[START]
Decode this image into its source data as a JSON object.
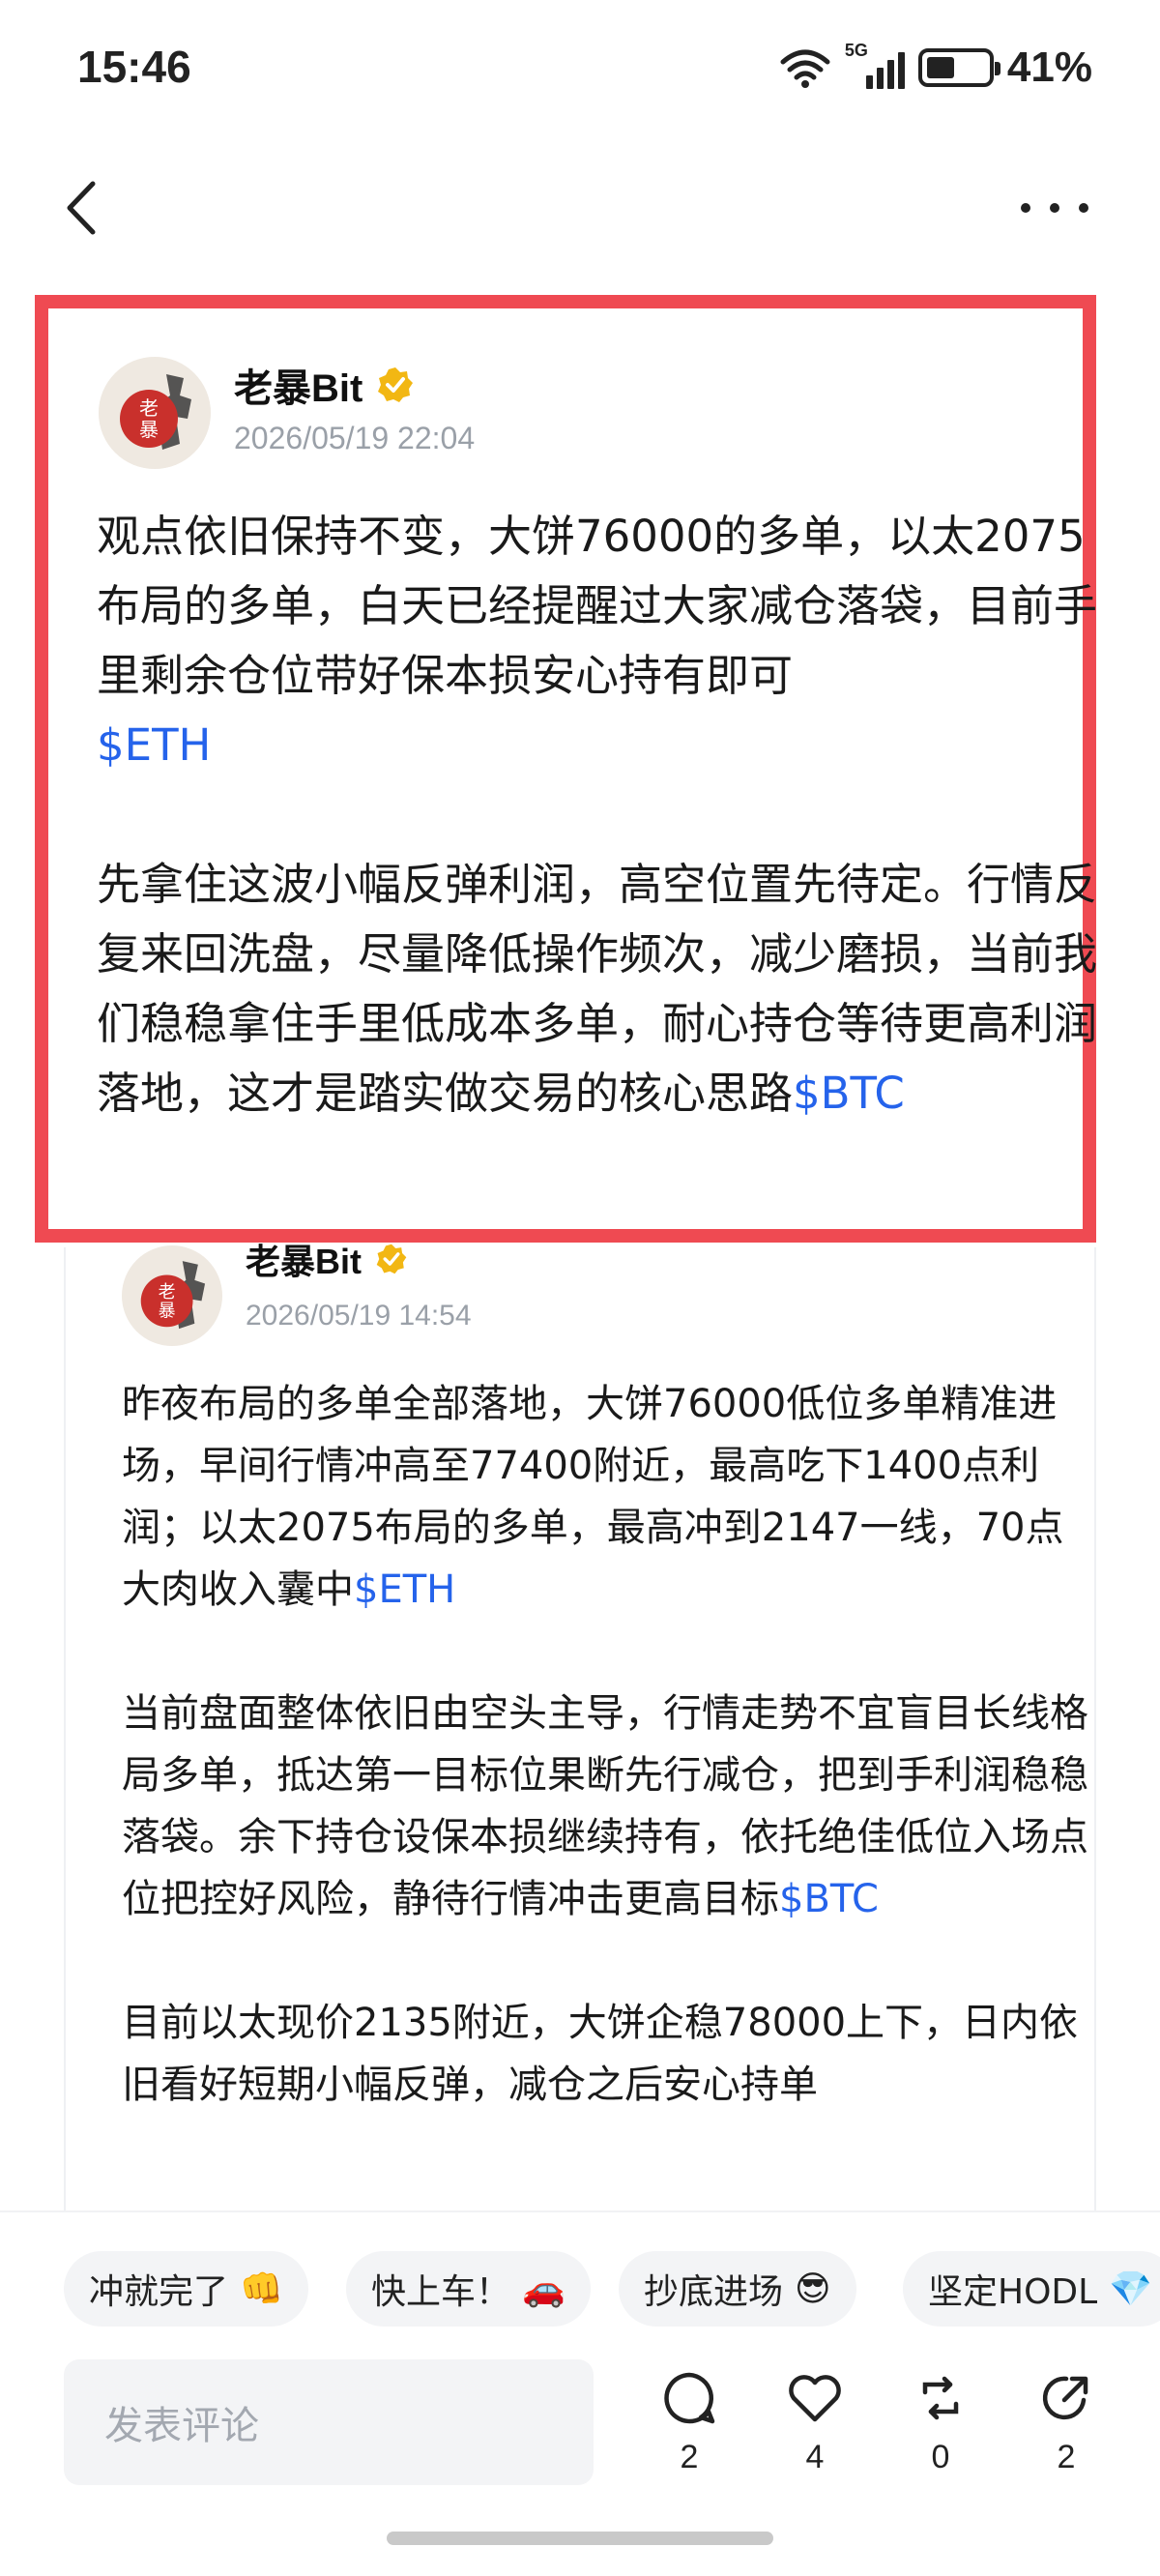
{
  "status_bar": {
    "time": "15:46",
    "network": "5G",
    "battery": "41%",
    "battery_level": 0.41
  },
  "nav": {
    "back_icon": "chevron-left-icon",
    "more_icon": "more-horizontal-icon"
  },
  "highlight_color": "#ef4a52",
  "accent_color": "#2563eb",
  "post1": {
    "author": "老暴Bit",
    "avatar_text": "老暴",
    "time": "2026/05/19 22:04",
    "para1": "观点依旧保持不变，大饼76000的多单，以太2075布局的多单，白天已经提醒过大家减仓落袋，目前手里剩余仓位带好保本损安心持有即可",
    "tag1": "$ETH",
    "para2": "先拿住这波小幅反弹利润，高空位置先待定。行情反复来回洗盘，尽量降低操作频次，减少磨损，当前我们稳稳拿住手里低成本多单，耐心持仓等待更高利润落地，这才是踏实做交易的核心思路",
    "tag2": "$BTC"
  },
  "post2": {
    "author": "老暴Bit",
    "avatar_text": "老暴",
    "time": "2026/05/19 14:54",
    "para1": "昨夜布局的多单全部落地，大饼76000低位多单精准进场，早间行情冲高至77400附近，最高吃下1400点利润；以太2075布局的多单，最高冲到2147一线，70点大肉收入囊中",
    "tag1": "$ETH",
    "para2": "当前盘面整体依旧由空头主导，行情走势不宜盲目长线格局多单，抵达第一目标位果断先行减仓，把到手利润稳稳落袋。余下持仓设保本损继续持有，依托绝佳低位入场点位把控好风险，静待行情冲击更高目标",
    "tag2": "$BTC",
    "para3": "目前以太现价2135附近，大饼企稳78000上下，日内依旧看好短期小幅反弹，减仓之后安心持单"
  },
  "reactions": [
    {
      "label": "冲就完了",
      "emoji": "👊"
    },
    {
      "label": "快上车！",
      "emoji": "🚗"
    },
    {
      "label": "抄底进场",
      "emoji": "😎"
    },
    {
      "label": "坚定HODL",
      "emoji": "💎"
    }
  ],
  "comment": {
    "placeholder": "发表评论"
  },
  "actions": {
    "comments": "2",
    "likes": "4",
    "reposts": "0",
    "shares": "2"
  }
}
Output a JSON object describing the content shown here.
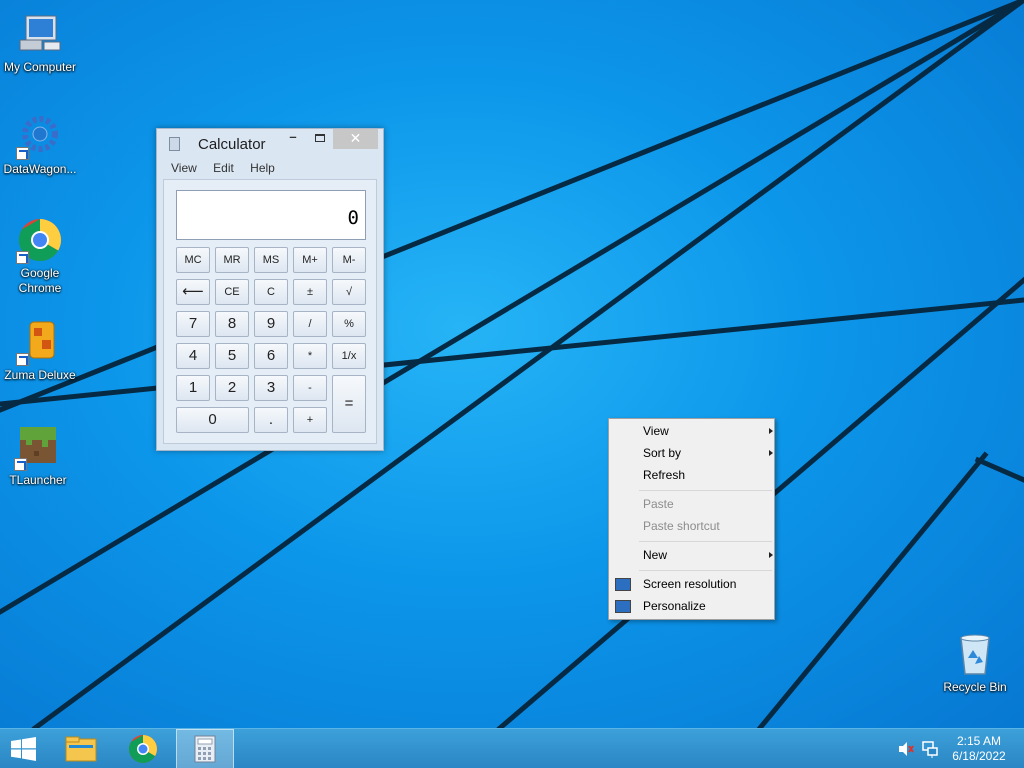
{
  "desktop": {
    "icons": [
      {
        "label": "My Computer",
        "icon": "computer-icon",
        "shortcut": false
      },
      {
        "label": "DataWagon...",
        "icon": "gear-icon",
        "shortcut": true
      },
      {
        "label": "Google Chrome",
        "icon": "chrome-icon",
        "shortcut": true
      },
      {
        "label": "Zuma Deluxe",
        "icon": "zuma-frog-icon",
        "shortcut": true
      },
      {
        "label": "TLauncher",
        "icon": "minecraft-grass-block-icon",
        "shortcut": true
      }
    ],
    "recycle_bin": {
      "label": "Recycle Bin",
      "icon": "recycle-bin-icon"
    }
  },
  "calculator": {
    "title": "Calculator",
    "menu": [
      "View",
      "Edit",
      "Help"
    ],
    "display": "0",
    "keys": {
      "mc": "MC",
      "mr": "MR",
      "ms": "MS",
      "mplus": "M+",
      "mminus": "M-",
      "back": "⟵",
      "ce": "CE",
      "c": "C",
      "neg": "±",
      "sqrt": "√",
      "k7": "7",
      "k8": "8",
      "k9": "9",
      "div": "/",
      "pct": "%",
      "k4": "4",
      "k5": "5",
      "k6": "6",
      "mul": "*",
      "recip": "1/x",
      "k1": "1",
      "k2": "2",
      "k3": "3",
      "sub": "-",
      "eq": "=",
      "k0": "0",
      "dot": ".",
      "add": "+"
    },
    "window_buttons": {
      "minimize": "–",
      "close": "✕"
    }
  },
  "context_menu": {
    "view": "View",
    "sort_by": "Sort by",
    "refresh": "Refresh",
    "paste": "Paste",
    "paste_shortcut": "Paste shortcut",
    "new": "New",
    "screen_resolution": "Screen resolution",
    "personalize": "Personalize"
  },
  "taskbar": {
    "start": "windows-logo-icon",
    "pinned": [
      "file-explorer-icon",
      "chrome-icon",
      "calculator-icon"
    ],
    "active": "calculator-icon",
    "tray": [
      "volume-muted-icon",
      "network-icon"
    ],
    "time": "2:15 AM",
    "date": "6/18/2022"
  },
  "colors": {
    "desktop_blue": "#0c96ea",
    "taskbar": "#2a86c4",
    "close_button": "#c7c7c7"
  }
}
[END]
**AIM**
Ignore the images and quote every line of the listing exactly.

**RESULT OF THIS EXERCISE**
Decode this image into its source data as a JSON object.
{
  "status_bar": {
    "time": "15:46",
    "network": "5G",
    "battery": "41%",
    "battery_level": 0.41
  },
  "nav": {
    "back_icon": "chevron-left-icon",
    "more_icon": "more-horizontal-icon"
  },
  "highlight_color": "#ef4a52",
  "accent_color": "#2563eb",
  "post1": {
    "author": "老暴Bit",
    "avatar_text": "老暴",
    "time": "2026/05/19 22:04",
    "para1": "观点依旧保持不变，大饼76000的多单，以太2075布局的多单，白天已经提醒过大家减仓落袋，目前手里剩余仓位带好保本损安心持有即可",
    "tag1": "$ETH",
    "para2": "先拿住这波小幅反弹利润，高空位置先待定。行情反复来回洗盘，尽量降低操作频次，减少磨损，当前我们稳稳拿住手里低成本多单，耐心持仓等待更高利润落地，这才是踏实做交易的核心思路",
    "tag2": "$BTC"
  },
  "post2": {
    "author": "老暴Bit",
    "avatar_text": "老暴",
    "time": "2026/05/19 14:54",
    "para1": "昨夜布局的多单全部落地，大饼76000低位多单精准进场，早间行情冲高至77400附近，最高吃下1400点利润；以太2075布局的多单，最高冲到2147一线，70点大肉收入囊中",
    "tag1": "$ETH",
    "para2": "当前盘面整体依旧由空头主导，行情走势不宜盲目长线格局多单，抵达第一目标位果断先行减仓，把到手利润稳稳落袋。余下持仓设保本损继续持有，依托绝佳低位入场点位把控好风险，静待行情冲击更高目标",
    "tag2": "$BTC",
    "para3": "目前以太现价2135附近，大饼企稳78000上下，日内依旧看好短期小幅反弹，减仓之后安心持单"
  },
  "reactions": [
    {
      "label": "冲就完了",
      "emoji": "👊"
    },
    {
      "label": "快上车！",
      "emoji": "🚗"
    },
    {
      "label": "抄底进场",
      "emoji": "😎"
    },
    {
      "label": "坚定HODL",
      "emoji": "💎"
    }
  ],
  "comment": {
    "placeholder": "发表评论"
  },
  "actions": {
    "comments": "2",
    "likes": "4",
    "reposts": "0",
    "shares": "2"
  }
}
Output a JSON object describing the content shown here.
{
  "desktop": {
    "icons": [
      {
        "label": "My Computer",
        "icon": "computer-icon",
        "shortcut": false
      },
      {
        "label": "DataWagon...",
        "icon": "gear-icon",
        "shortcut": true
      },
      {
        "label": "Google Chrome",
        "icon": "chrome-icon",
        "shortcut": true
      },
      {
        "label": "Zuma Deluxe",
        "icon": "zuma-frog-icon",
        "shortcut": true
      },
      {
        "label": "TLauncher",
        "icon": "minecraft-grass-block-icon",
        "shortcut": true
      }
    ],
    "recycle_bin": {
      "label": "Recycle Bin",
      "icon": "recycle-bin-icon"
    }
  },
  "calculator": {
    "title": "Calculator",
    "menu": [
      "View",
      "Edit",
      "Help"
    ],
    "display": "0",
    "keys": {
      "mc": "MC",
      "mr": "MR",
      "ms": "MS",
      "mplus": "M+",
      "mminus": "M-",
      "back": "⟵",
      "ce": "CE",
      "c": "C",
      "neg": "±",
      "sqrt": "√",
      "k7": "7",
      "k8": "8",
      "k9": "9",
      "div": "/",
      "pct": "%",
      "k4": "4",
      "k5": "5",
      "k6": "6",
      "mul": "*",
      "recip": "1/x",
      "k1": "1",
      "k2": "2",
      "k3": "3",
      "sub": "-",
      "eq": "=",
      "k0": "0",
      "dot": ".",
      "add": "+"
    },
    "window_buttons": {
      "minimize": "–",
      "close": "✕"
    }
  },
  "context_menu": {
    "view": "View",
    "sort_by": "Sort by",
    "refresh": "Refresh",
    "paste": "Paste",
    "paste_shortcut": "Paste shortcut",
    "new": "New",
    "screen_resolution": "Screen resolution",
    "personalize": "Personalize"
  },
  "taskbar": {
    "start": "windows-logo-icon",
    "pinned": [
      "file-explorer-icon",
      "chrome-icon",
      "calculator-icon"
    ],
    "active": "calculator-icon",
    "tray": [
      "volume-muted-icon",
      "network-icon"
    ],
    "time": "2:15 AM",
    "date": "6/18/2022"
  },
  "colors": {
    "desktop_blue": "#0c96ea",
    "taskbar": "#2a86c4",
    "close_button": "#c7c7c7"
  }
}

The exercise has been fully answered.